#### WRITTEN TASK:
Arrange every line of the items below as a Markdown table with the columns Row and Line, numbering each row and skipping blank lines.

Data items:

** Start **

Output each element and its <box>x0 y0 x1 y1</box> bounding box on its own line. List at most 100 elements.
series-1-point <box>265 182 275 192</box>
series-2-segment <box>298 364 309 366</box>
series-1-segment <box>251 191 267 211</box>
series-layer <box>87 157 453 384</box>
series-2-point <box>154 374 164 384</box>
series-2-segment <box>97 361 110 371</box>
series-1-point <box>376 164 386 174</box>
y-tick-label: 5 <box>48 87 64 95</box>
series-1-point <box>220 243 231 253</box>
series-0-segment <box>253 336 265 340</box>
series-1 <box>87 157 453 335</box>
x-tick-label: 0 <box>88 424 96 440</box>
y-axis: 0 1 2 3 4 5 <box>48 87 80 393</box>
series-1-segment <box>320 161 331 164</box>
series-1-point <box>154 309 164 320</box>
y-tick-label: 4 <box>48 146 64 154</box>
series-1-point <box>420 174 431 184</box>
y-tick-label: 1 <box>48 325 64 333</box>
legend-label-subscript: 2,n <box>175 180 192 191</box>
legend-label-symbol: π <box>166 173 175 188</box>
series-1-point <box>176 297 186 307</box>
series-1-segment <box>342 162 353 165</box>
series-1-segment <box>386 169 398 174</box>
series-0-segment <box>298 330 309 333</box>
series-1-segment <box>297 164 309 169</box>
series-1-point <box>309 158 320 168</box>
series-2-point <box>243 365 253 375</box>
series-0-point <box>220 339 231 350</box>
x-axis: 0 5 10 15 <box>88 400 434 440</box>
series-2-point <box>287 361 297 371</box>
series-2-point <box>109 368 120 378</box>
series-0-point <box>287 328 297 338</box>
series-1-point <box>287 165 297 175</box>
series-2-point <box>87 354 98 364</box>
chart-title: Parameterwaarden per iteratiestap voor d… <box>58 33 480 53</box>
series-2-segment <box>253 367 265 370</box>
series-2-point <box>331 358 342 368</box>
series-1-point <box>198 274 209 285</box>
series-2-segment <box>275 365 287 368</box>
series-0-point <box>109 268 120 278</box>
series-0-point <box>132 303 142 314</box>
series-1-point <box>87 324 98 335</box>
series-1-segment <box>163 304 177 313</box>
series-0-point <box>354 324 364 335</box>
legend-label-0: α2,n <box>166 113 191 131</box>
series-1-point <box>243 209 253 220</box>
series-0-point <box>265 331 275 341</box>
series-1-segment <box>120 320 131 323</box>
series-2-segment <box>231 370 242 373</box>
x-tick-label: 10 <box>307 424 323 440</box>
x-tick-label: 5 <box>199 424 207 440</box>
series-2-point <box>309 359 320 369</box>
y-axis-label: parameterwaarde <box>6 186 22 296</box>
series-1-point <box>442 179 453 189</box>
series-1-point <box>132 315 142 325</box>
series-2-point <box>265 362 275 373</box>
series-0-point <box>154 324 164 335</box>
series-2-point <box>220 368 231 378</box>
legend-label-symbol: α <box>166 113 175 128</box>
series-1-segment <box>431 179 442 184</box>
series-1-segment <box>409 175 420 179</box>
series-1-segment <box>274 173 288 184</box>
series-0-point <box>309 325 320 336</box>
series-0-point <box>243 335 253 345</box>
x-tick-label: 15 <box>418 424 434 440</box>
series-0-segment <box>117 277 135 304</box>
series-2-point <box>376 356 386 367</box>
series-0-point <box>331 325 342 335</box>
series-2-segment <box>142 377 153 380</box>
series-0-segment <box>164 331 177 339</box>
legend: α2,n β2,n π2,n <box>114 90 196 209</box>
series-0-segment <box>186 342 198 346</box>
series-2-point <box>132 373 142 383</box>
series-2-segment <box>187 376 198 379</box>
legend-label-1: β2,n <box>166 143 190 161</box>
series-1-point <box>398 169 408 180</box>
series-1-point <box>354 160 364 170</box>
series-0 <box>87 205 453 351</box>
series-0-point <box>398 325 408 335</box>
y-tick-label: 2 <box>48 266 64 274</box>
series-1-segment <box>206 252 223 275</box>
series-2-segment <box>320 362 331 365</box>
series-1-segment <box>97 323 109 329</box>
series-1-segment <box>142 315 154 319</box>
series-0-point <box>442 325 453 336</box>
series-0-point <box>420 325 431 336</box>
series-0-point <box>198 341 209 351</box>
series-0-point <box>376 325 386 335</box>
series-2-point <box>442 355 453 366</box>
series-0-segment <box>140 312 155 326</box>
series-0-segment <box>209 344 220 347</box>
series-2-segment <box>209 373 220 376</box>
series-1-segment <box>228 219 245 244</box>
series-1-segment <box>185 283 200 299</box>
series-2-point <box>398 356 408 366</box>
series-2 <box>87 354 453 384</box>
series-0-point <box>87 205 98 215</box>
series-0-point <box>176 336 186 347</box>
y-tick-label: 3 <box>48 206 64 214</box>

** End **

#### RIGHT ANSWER:
| Row | Line |
|---|---|
| 1 | Output each element and its <box>x0 y0 x1 y1</box> bounding box on its own line. List at most 100 elements. |
| 2 | series-1-point <box>265 182 275 192</box> |
| 3 | series-2-segment <box>298 364 309 366</box> |
| 4 | series-1-segment <box>251 191 267 211</box> |
| 5 | series-layer <box>87 157 453 384</box> |
| 6 | series-2-point <box>154 374 164 384</box> |
| 7 | series-2-segment <box>97 361 110 371</box> |
| 8 | series-1-point <box>376 164 386 174</box> |
| 9 | y-tick-label: 5 <box>48 87 64 95</box> |
| 10 | series-1-point <box>220 243 231 253</box> |
| 11 | series-0-segment <box>253 336 265 340</box> |
| 12 | series-1 <box>87 157 453 335</box> |
| 13 | x-tick-label: 0 <box>88 424 96 440</box> |
| 14 | y-axis: 0 1 2 3 4 5 <box>48 87 80 393</box> |
| 15 | series-1-segment <box>320 161 331 164</box> |
| 16 | series-1-point <box>154 309 164 320</box> |
| 17 | y-tick-label: 4 <box>48 146 64 154</box> |
| 18 | series-1-point <box>420 174 431 184</box> |
| 19 | y-tick-label: 1 <box>48 325 64 333</box> |
| 20 | legend-label-subscript: 2,n <box>175 180 192 191</box> |
| 21 | legend-label-symbol: π <box>166 173 175 188</box> |
| 22 | series-1-point <box>176 297 186 307</box> |
| 23 | series-1-segment <box>342 162 353 165</box> |
| 24 | series-1-segment <box>386 169 398 174</box> |
| 25 | series-0-segment <box>298 330 309 333</box> |
| 26 | series-1-segment <box>297 164 309 169</box> |
| 27 | series-1-point <box>309 158 320 168</box> |
| 28 | series-2-point <box>243 365 253 375</box> |
| 29 | series-0-point <box>220 339 231 350</box> |
| 30 | x-axis: 0 5 10 15 <box>88 400 434 440</box> |
| 31 | series-2-point <box>287 361 297 371</box> |
| 32 | series-2-point <box>109 368 120 378</box> |
| 33 | series-0-point <box>287 328 297 338</box> |
| 34 | series-1-point <box>287 165 297 175</box> |
| 35 | series-2-point <box>87 354 98 364</box> |
| 36 | chart-title: Parameterwaarden per iteratiestap voor d… <box>58 33 480 53</box> |
| 37 | series-2-segment <box>253 367 265 370</box> |
| 38 | series-2-point <box>331 358 342 368</box> |
| 39 | series-1-point <box>198 274 209 285</box> |
| 40 | series-2-segment <box>275 365 287 368</box> |
| 41 | series-0-point <box>109 268 120 278</box> |
| 42 | series-0-point <box>132 303 142 314</box> |
| 43 | series-1-point <box>87 324 98 335</box> |
| 44 | series-1-segment <box>163 304 177 313</box> |
| 45 | series-0-point <box>354 324 364 335</box> |
| 46 | legend-label-0: α2,n <box>166 113 191 131</box> |
| 47 | series-1-point <box>243 209 253 220</box> |
| 48 | series-0-point <box>265 331 275 341</box> |
| 49 | series-1-segment <box>120 320 131 323</box> |
| 50 | series-2-segment <box>231 370 242 373</box> |
| 51 | x-tick-label: 10 <box>307 424 323 440</box> |
| 52 | x-tick-label: 5 <box>199 424 207 440</box> |
| 53 | series-2-point <box>309 359 320 369</box> |
| 54 | y-axis-label: parameterwaarde <box>6 186 22 296</box> |
| 55 | series-1-point <box>442 179 453 189</box> |
| 56 | series-1-point <box>132 315 142 325</box> |
| 57 | series-2-point <box>265 362 275 373</box> |
| 58 | series-0-point <box>154 324 164 335</box> |
| 59 | series-2-point <box>220 368 231 378</box> |
| 60 | legend-label-symbol: α <box>166 113 175 128</box> |
| 61 | series-1-segment <box>431 179 442 184</box> |
| 62 | series-1-segment <box>409 175 420 179</box> |
| 63 | series-1-segment <box>274 173 288 184</box> |
| 64 | series-0-point <box>309 325 320 336</box> |
| 65 | series-0-point <box>243 335 253 345</box> |
| 66 | x-tick-label: 15 <box>418 424 434 440</box> |
| 67 | series-0-segment <box>117 277 135 304</box> |
| 68 | series-2-point <box>376 356 386 367</box> |
| 69 | series-0-point <box>331 325 342 335</box> |
| 70 | series-2-segment <box>142 377 153 380</box> |
| 71 | series-0-segment <box>164 331 177 339</box> |
| 72 | legend: α2,n β2,n π2,n <box>114 90 196 209</box> |
| 73 | series-0-segment <box>186 342 198 346</box> |
| 74 | series-2-point <box>132 373 142 383</box> |
| 75 | series-2-segment <box>187 376 198 379</box> |
| 76 | legend-label-1: β2,n <box>166 143 190 161</box> |
| 77 | series-1-point <box>398 169 408 180</box> |
| 78 | series-1-point <box>354 160 364 170</box> |
| 79 | series-0 <box>87 205 453 351</box> |
| 80 | series-0-point <box>398 325 408 335</box> |
| 81 | y-tick-label: 2 <box>48 266 64 274</box> |
| 82 | series-1-segment <box>206 252 223 275</box> |
| 83 | series-2-segment <box>320 362 331 365</box> |
| 84 | series-1-segment <box>97 323 109 329</box> |
| 85 | series-1-segment <box>142 315 154 319</box> |
| 86 | series-0-point <box>442 325 453 336</box> |
| 87 | series-0-point <box>420 325 431 336</box> |
| 88 | series-0-point <box>198 341 209 351</box> |
| 89 | series-0-point <box>376 325 386 335</box> |
| 90 | series-2-point <box>442 355 453 366</box> |
| 91 | series-0-segment <box>140 312 155 326</box> |
| 92 | series-0-segment <box>209 344 220 347</box> |
| 93 | series-2-segment <box>209 373 220 376</box> |
| 94 | series-1-segment <box>228 219 245 244</box> |
| 95 | series-1-segment <box>185 283 200 299</box> |
| 96 | series-2-point <box>398 356 408 366</box> |
| 97 | series-2 <box>87 354 453 384</box> |
| 98 | series-0-point <box>87 205 98 215</box> |
| 99 | series-0-point <box>176 336 186 347</box> |
| 100 | y-tick-label: 3 <box>48 206 64 214</box> |